Collection entries:

☆ ☆ ☆ ☆ ☆

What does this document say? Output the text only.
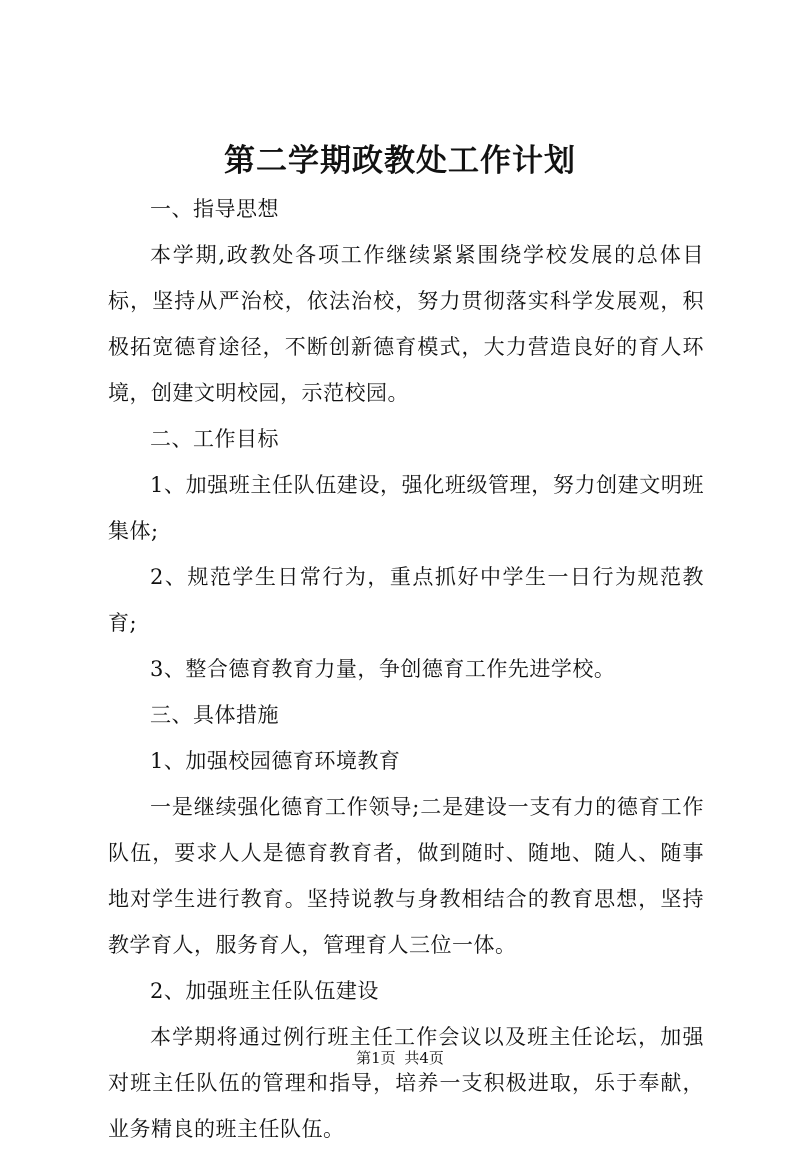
第二学期政教处工作计划

一、指导思想

本学期,政教处各项工作继续紧紧围绕学校发展的总体目标，坚持从严治校，依法治校，努力贯彻落实科学发展观，积极拓宽德育途径，不断创新德育模式，大力营造良好的育人环境，创建文明校园，示范校园。

二、工作目标

1、加强班主任队伍建设，强化班级管理，努力创建文明班集体;

2、规范学生日常行为，重点抓好中学生一日行为规范教育;

3、整合德育教育力量，争创德育工作先进学校。

三、具体措施

1、加强校园德育环境教育

一是继续强化德育工作领导;二是建设一支有力的德育工作队伍，要求人人是德育教育者，做到随时、随地、随人、随事地对学生进行教育。坚持说教与身教相结合的教育思想，坚持教学育人，服务育人，管理育人三位一体。

2、加强班主任队伍建设

本学期将通过例行班主任工作会议以及班主任论坛，加强对班主任队伍的管理和指导，培养一支积极进取，乐于奉献，业务精良的班主任队伍。

第1页 共4页
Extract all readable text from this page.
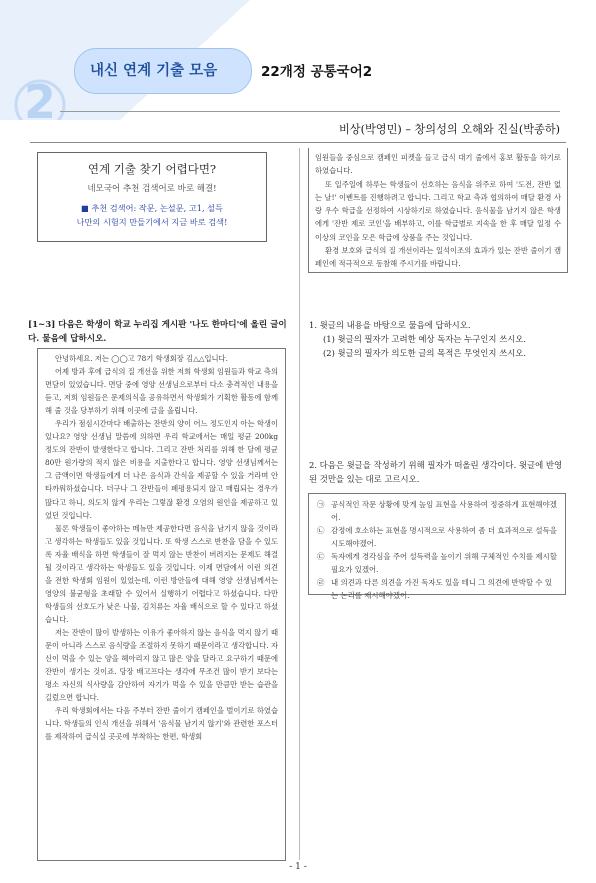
2
내신 연계 기출 모음	22개정 공통국어2
비상(박영민) – 창의성의 오해와 진실(박종하)
연계 기출 찾기 어렵다면?
네모국어 추천 검색어로 바로 해결!
■ 추천 검색어: 작문, 논설문, 고1, 설득
나만의 시험지 만들기에서 지금 바로 검색!
[1~3] 다음은 학생이 학교 누리집 게시판 '나도 한마디'에 올린 글이다. 물음에 답하시오.

안녕하세요. 저는 ◯◯고 78기 학생회장 김△△입니다.

어제 방과 후에 급식의 질 개선을 위한 저희 학생회 임원들과 학교 측의 면담이 있었습니다. 면담 중에 영양 선생님으로부터 다소 충격적인 내용을 듣고, 저희 임원들은 문제의식을 공유하면서 학생회가 기획한 활동에 함께해 줄 것을 당부하기 위해 이곳에 글을 올립니다.

우리가 점심시간마다 배출하는 잔반의 양이 어느 정도인지 아는 학생이 있나요? 영양 선생님 말씀에 의하면 우리 학교에서는 매일 평균 200kg 정도의 잔반이 발생한다고 합니다. 그리고 잔반 처리를 위해 한 달에 평균 80만 원가량의 적지 않은 비용을 지출한다고 합니다. 영양 선생님께서는 그 금액이면 학생들에게 더 나은 음식과 간식을 제공할 수 있을 거라며 안타까워하셨습니다. 더구나 그 잔반들이 폐평용되지 않고 매립되는 경우가 많다고 하니, 의도치 않게 우리는 그렇잖 환경 오염의 원인을 제공하고 있었던 것입니다.

물론 학생들이 좋아하는 메뉴만 제공한다면 음식을 남기지 않을 것이라고 생각하는 학생들도 있을 것입니다. 또 학생 스스로 반찬을 담을 수 있도록 자율 배식을 하면 학생들이 잘 먹지 않는 반찬이 버려지는 문제도 해결될 것이라고 생각하는 학생들도 있을 것입니다. 이제 면담에서 이런 의견을 전한 학생회 임원이 있었는데, 이런 방안들에 대해 영양 선생님께서는 영양의 불균형을 초래할 수 있어서 실행하기 어렵다고 하셨습니다. 다만 학생들의 선호도가 낮은 나물, 김치류는 자율 배식으로 할 수 있다고 하셨습니다.

저는 잔반이 많이 발생하는 이유가 좋아하지 않는 음식을 먹지 않기 때문이 아니라 스스로 음식량을 조절하지 못하기 때문이라고 생각합니다. 자신이 먹을 수 있는 양을 헤아리지 않고 많은 양을 달라고 요구하기 때문에 잔반이 생기는 것이죠. 당장 배고프다는 생각에 무조건 많이 받기 보다는 평소 자신의 식사량을 감안하여 자기가 먹을 수 있을 만큼만 받는 습관을 길렀으면 합니다.

우리 학생회에서는 다음 주부터 잔반 줄이기 캠페인을 벌이기로 하였습니다. 학생들의 인식 개선을 위해서 '음식물 남기지 않기'와 관련한 포스터를 제작하여 급식실 곳곳에 부착하는 한편, 학생회

임원들을 중심으로 캠페인 피켓을 들고 급식 대기 줄에서 홍보 활동을 하기로 하였습니다.

또 일주일에 하루는 학생들이 선호하는 음식을 위주로 하여 '도전, 잔반 없는 날!' 이벤트를 진행하려고 합니다. 그리고 학교 측과 협의하여 매달 환경 사랑 우수 학급을 선정하여 시상하기로 하였습니다. 음식물을 남기지 않은 학생에게 '잔반 제로 코인'을 배부하고, 이를 학급별로 지속을 한 후 매달 일정 수 이상의 코인을 모은 학급에 상품을 주는 것입니다.

환경 보호와 급식의 질 개선이라는 일석이조의 효과가 있는 잔반 줄이기 캠페인에 적극적으로 동참해 주시기를 바랍니다.

1. 윗글의 내용을 바탕으로 물음에 답하시오.
(1) 윗글의 필자가 고려한 예상 독자는 누구인지 쓰시오.
(2) 윗글의 필자가 의도한 글의 목적은 무엇인지 쓰시오.
2. 다음은 윗글을 작성하기 위해 필자가 떠올린 생각이다. 윗글에 반영된 것만을 있는 대로 고르시오.
㉠ 공식적인 작문 상황에 맞게 높임 표현을 사용하여 정중하게 표현해야겠어.
㉡ 감정에 호소하는 표현을 명시적으로 사용하여 좀 더 효과적으로 설득을 시도해야겠어.
㉢ 독자에게 경각심을 주어 설득력을 높이기 위해 구체적인 수치를 제시할 필요가 있겠어.
㉣ 내 의견과 다른 의견을 가진 독자도 있을 테니 그 의견에 반박할 수 있는 논리를 제시해야겠어.
- 1 -
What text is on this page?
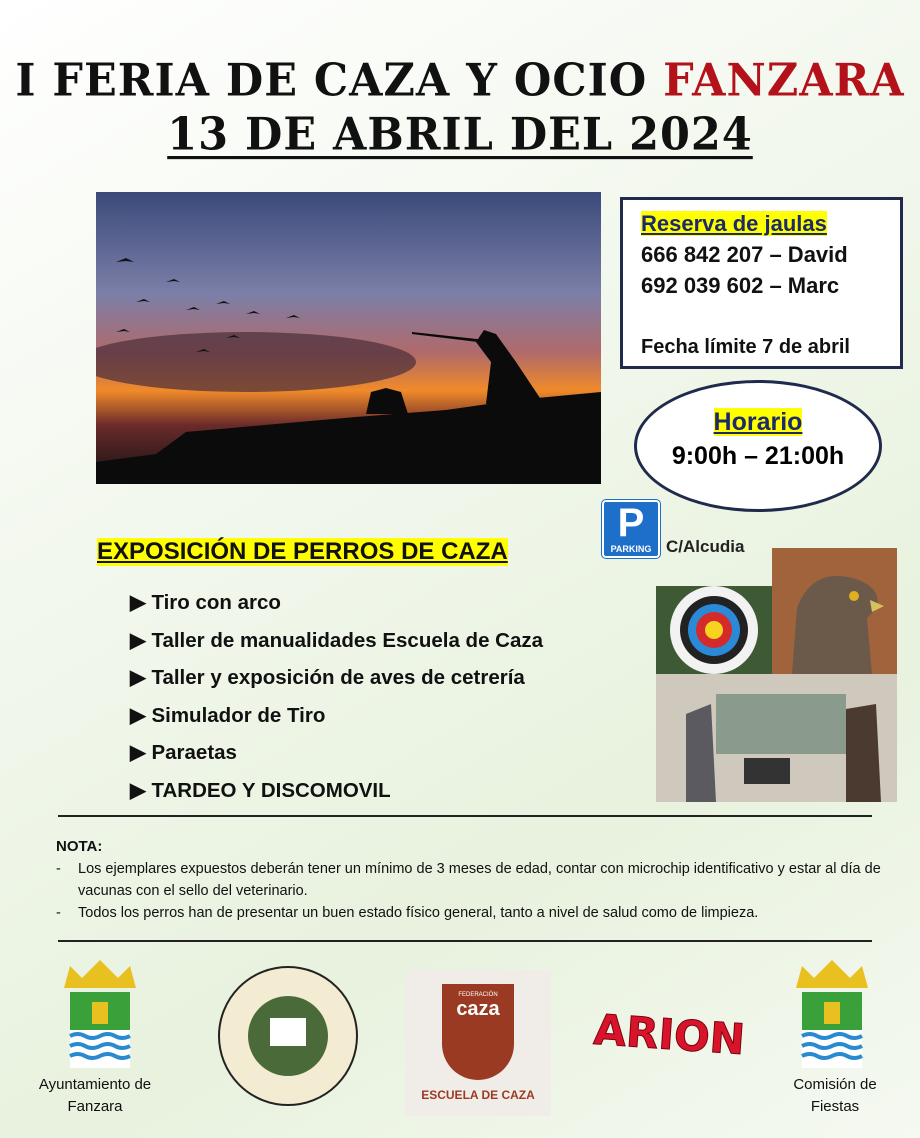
I FERIA DE CAZA Y OCIO FANZARA
13 DE ABRIL DEL 2024
Reserva de jaulas
666 842 207 – David
692 039 602 – Marc
Fecha límite 7 de abril
Horario
9:00h – 21:00h
P
PARKING C/Alcudia
EXPOSICIÓN DE PERROS DE CAZA
▶ Tiro con arco
▶ Taller de manualidades Escuela de Caza
▶ Taller y exposición de aves de cetrería
▶ Simulador de Tiro
▶ Paraetas
▶ TARDEO Y DISCOMOVIL
NOTA:
-	Los ejemplares expuestos deberán tener un mínimo de 3 meses de edad, contar con microchip identificativo y estar al día de vacunas con el sello del veterinario.
-	Todos los perros han de presentar un buen estado físico general, tanto a nivel de salud como de limpieza.
Ayuntamiento de
Fanzara
FEDERACIÓN
caza
ESCUELA DE CAZA
ARION
Comisión de
Fiestas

☆ ☆ ☆ ☆ ☆

What the task asks: Reproduce the entries above word for word. Pictures stay out.

Task response:
What does this document say? Output the text only.
第二学期政教处工作计划

一、指导思想

本学期,政教处各项工作继续紧紧围绕学校发展的总体目标，坚持从严治校，依法治校，努力贯彻落实科学发展观，积极拓宽德育途径，不断创新德育模式，大力营造良好的育人环境，创建文明校园，示范校园。

二、工作目标

1、加强班主任队伍建设，强化班级管理，努力创建文明班集体;

2、规范学生日常行为，重点抓好中学生一日行为规范教育;

3、整合德育教育力量，争创德育工作先进学校。

三、具体措施

1、加强校园德育环境教育

一是继续强化德育工作领导;二是建设一支有力的德育工作队伍，要求人人是德育教育者，做到随时、随地、随人、随事地对学生进行教育。坚持说教与身教相结合的教育思想，坚持教学育人，服务育人，管理育人三位一体。

2、加强班主任队伍建设

本学期将通过例行班主任工作会议以及班主任论坛，加强对班主任队伍的管理和指导，培养一支积极进取，乐于奉献，业务精良的班主任队伍。

第1页 共4页
Extract all readable text from this page.
2
내신 연계 기출 모음	22개정 공통국어2
비상(박영민) – 창의성의 오해와 진실(박종하)
연계 기출 찾기 어렵다면?
네모국어 추천 검색어로 바로 해결!
■ 추천 검색어: 작문, 논설문, 고1, 설득
나만의 시험지 만들기에서 지금 바로 검색!
[1~3] 다음은 학생이 학교 누리집 게시판 '나도 한마디'에 올린 글이다. 물음에 답하시오.

안녕하세요. 저는 ◯◯고 78기 학생회장 김△△입니다.

어제 방과 후에 급식의 질 개선을 위한 저희 학생회 임원들과 학교 측의 면담이 있었습니다. 면담 중에 영양 선생님으로부터 다소 충격적인 내용을 듣고, 저희 임원들은 문제의식을 공유하면서 학생회가 기획한 활동에 함께해 줄 것을 당부하기 위해 이곳에 글을 올립니다.

우리가 점심시간마다 배출하는 잔반의 양이 어느 정도인지 아는 학생이 있나요? 영양 선생님 말씀에 의하면 우리 학교에서는 매일 평균 200kg 정도의 잔반이 발생한다고 합니다. 그리고 잔반 처리를 위해 한 달에 평균 80만 원가량의 적지 않은 비용을 지출한다고 합니다. 영양 선생님께서는 그 금액이면 학생들에게 더 나은 음식과 간식을 제공할 수 있을 거라며 안타까워하셨습니다. 더구나 그 잔반들이 폐평용되지 않고 매립되는 경우가 많다고 하니, 의도치 않게 우리는 그렇잖 환경 오염의 원인을 제공하고 있었던 것입니다.

물론 학생들이 좋아하는 메뉴만 제공한다면 음식을 남기지 않을 것이라고 생각하는 학생들도 있을 것입니다. 또 학생 스스로 반찬을 담을 수 있도록 자율 배식을 하면 학생들이 잘 먹지 않는 반찬이 버려지는 문제도 해결될 것이라고 생각하는 학생들도 있을 것입니다. 이제 면담에서 이런 의견을 전한 학생회 임원이 있었는데, 이런 방안들에 대해 영양 선생님께서는 영양의 불균형을 초래할 수 있어서 실행하기 어렵다고 하셨습니다. 다만 학생들의 선호도가 낮은 나물, 김치류는 자율 배식으로 할 수 있다고 하셨습니다.

저는 잔반이 많이 발생하는 이유가 좋아하지 않는 음식을 먹지 않기 때문이 아니라 스스로 음식량을 조절하지 못하기 때문이라고 생각합니다. 자신이 먹을 수 있는 양을 헤아리지 않고 많은 양을 달라고 요구하기 때문에 잔반이 생기는 것이죠. 당장 배고프다는 생각에 무조건 많이 받기 보다는 평소 자신의 식사량을 감안하여 자기가 먹을 수 있을 만큼만 받는 습관을 길렀으면 합니다.

우리 학생회에서는 다음 주부터 잔반 줄이기 캠페인을 벌이기로 하였습니다. 학생들의 인식 개선을 위해서 '음식물 남기지 않기'와 관련한 포스터를 제작하여 급식실 곳곳에 부착하는 한편, 학생회

임원들을 중심으로 캠페인 피켓을 들고 급식 대기 줄에서 홍보 활동을 하기로 하였습니다.

또 일주일에 하루는 학생들이 선호하는 음식을 위주로 하여 '도전, 잔반 없는 날!' 이벤트를 진행하려고 합니다. 그리고 학교 측과 협의하여 매달 환경 사랑 우수 학급을 선정하여 시상하기로 하였습니다. 음식물을 남기지 않은 학생에게 '잔반 제로 코인'을 배부하고, 이를 학급별로 지속을 한 후 매달 일정 수 이상의 코인을 모은 학급에 상품을 주는 것입니다.

환경 보호와 급식의 질 개선이라는 일석이조의 효과가 있는 잔반 줄이기 캠페인에 적극적으로 동참해 주시기를 바랍니다.

1. 윗글의 내용을 바탕으로 물음에 답하시오.
(1) 윗글의 필자가 고려한 예상 독자는 누구인지 쓰시오.
(2) 윗글의 필자가 의도한 글의 목적은 무엇인지 쓰시오.
2. 다음은 윗글을 작성하기 위해 필자가 떠올린 생각이다. 윗글에 반영된 것만을 있는 대로 고르시오.
㉠ 공식적인 작문 상황에 맞게 높임 표현을 사용하여 정중하게 표현해야겠어.
㉡ 감정에 호소하는 표현을 명시적으로 사용하여 좀 더 효과적으로 설득을 시도해야겠어.
㉢ 독자에게 경각심을 주어 설득력을 높이기 위해 구체적인 수치를 제시할 필요가 있겠어.
㉣ 내 의견과 다른 의견을 가진 독자도 있을 테니 그 의견에 반박할 수 있는 논리를 제시해야겠어.
- 1 -
What text is on this page?
I FERIA DE CAZA Y OCIO FANZARA
13 DE ABRIL DEL 2024
Reserva de jaulas
666 842 207 – David
692 039 602 – Marc
Fecha límite 7 de abril
Horario
9:00h – 21:00h
P
PARKING C/Alcudia
EXPOSICIÓN DE PERROS DE CAZA
▶ Tiro con arco
▶ Taller de manualidades Escuela de Caza
▶ Taller y exposición de aves de cetrería
▶ Simulador de Tiro
▶ Paraetas
▶ TARDEO Y DISCOMOVIL
NOTA:
-	Los ejemplares expuestos deberán tener un mínimo de 3 meses de edad, contar con microchip identificativo y estar al día de vacunas con el sello del veterinario.
-	Todos los perros han de presentar un buen estado físico general, tanto a nivel de salud como de limpieza.
Ayuntamiento de
Fanzara
FEDERACIÓN
caza
ESCUELA DE CAZA
ARION
Comisión de
Fiestas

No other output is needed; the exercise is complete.